Your instructions:
Among the entries below, find the lines with "that" and copy them.

Records for the task:
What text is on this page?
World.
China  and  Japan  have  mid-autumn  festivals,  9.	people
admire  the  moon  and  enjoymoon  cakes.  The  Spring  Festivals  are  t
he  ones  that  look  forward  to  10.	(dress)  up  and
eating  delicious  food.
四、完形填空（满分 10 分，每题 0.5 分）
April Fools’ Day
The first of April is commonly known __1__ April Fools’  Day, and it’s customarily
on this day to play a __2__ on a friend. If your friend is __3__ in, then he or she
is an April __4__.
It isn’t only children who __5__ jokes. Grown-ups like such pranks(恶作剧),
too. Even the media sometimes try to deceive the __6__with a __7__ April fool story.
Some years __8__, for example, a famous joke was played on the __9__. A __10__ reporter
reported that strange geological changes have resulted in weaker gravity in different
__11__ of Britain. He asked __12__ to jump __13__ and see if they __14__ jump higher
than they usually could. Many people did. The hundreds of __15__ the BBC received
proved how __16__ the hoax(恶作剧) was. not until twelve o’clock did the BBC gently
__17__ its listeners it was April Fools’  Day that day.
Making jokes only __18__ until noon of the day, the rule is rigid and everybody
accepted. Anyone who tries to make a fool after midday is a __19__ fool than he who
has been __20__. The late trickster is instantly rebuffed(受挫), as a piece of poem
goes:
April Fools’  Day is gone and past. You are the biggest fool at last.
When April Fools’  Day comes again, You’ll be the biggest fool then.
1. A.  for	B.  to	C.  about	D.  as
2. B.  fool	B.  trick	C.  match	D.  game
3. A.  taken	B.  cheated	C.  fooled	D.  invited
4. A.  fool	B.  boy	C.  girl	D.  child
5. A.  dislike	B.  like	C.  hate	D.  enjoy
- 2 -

Correct answer:
he  ones  that  look  forward  to  10.	(dress)  up  and
reported that strange geological changes have resulted in weaker gravity in different
__17__ its listeners it was April Fools’  Day that day.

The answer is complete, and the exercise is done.